══ Provided material ══
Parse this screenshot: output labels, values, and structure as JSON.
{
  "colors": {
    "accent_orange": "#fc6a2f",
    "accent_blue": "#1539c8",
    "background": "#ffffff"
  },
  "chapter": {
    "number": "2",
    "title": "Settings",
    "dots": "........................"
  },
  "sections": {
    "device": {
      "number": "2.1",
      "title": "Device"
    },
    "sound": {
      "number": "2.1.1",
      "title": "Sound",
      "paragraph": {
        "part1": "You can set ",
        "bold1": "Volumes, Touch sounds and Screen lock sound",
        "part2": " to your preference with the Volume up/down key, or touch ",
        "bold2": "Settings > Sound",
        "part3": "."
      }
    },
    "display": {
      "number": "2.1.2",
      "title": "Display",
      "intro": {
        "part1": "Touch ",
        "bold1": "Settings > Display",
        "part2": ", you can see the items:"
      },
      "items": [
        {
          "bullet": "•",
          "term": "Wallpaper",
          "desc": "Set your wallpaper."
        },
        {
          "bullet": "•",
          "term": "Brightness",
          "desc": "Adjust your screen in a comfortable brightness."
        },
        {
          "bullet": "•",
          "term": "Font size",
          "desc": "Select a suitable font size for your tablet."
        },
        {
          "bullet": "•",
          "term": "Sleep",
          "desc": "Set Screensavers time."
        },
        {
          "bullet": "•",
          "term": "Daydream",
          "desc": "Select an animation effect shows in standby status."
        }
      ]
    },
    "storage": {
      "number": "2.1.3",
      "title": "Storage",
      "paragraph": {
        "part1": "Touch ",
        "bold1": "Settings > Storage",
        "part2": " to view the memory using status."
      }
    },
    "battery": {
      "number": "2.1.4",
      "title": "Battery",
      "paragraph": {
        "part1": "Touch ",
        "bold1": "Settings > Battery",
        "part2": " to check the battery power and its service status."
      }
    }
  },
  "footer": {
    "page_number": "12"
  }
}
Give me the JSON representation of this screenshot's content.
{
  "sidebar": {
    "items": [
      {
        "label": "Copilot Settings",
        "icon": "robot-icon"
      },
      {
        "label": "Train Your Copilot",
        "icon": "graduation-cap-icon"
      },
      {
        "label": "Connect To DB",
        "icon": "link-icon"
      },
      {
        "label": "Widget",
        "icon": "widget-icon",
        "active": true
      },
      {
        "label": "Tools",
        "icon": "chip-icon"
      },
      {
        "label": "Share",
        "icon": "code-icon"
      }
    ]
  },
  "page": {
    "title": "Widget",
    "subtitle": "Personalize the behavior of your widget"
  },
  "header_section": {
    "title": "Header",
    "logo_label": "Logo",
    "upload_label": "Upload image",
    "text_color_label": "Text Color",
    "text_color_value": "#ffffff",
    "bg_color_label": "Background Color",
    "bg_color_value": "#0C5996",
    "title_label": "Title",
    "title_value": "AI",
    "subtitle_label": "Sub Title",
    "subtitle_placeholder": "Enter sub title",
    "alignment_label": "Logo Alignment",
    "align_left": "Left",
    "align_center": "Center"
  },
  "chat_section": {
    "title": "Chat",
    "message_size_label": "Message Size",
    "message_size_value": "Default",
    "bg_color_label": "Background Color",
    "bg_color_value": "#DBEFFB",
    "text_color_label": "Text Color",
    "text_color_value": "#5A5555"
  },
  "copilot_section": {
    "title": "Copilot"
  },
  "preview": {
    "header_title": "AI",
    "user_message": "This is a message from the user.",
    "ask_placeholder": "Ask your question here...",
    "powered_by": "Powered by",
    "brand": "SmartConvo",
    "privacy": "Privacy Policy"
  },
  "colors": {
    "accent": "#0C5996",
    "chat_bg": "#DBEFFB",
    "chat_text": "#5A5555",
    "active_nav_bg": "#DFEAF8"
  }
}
═══
◆ **Objective**: Using the records above, select and copy every line that has the word "ffffff".

◆ **The completed task**:
    "background": "#ffffff"
    "text_color_value": "#ffffff",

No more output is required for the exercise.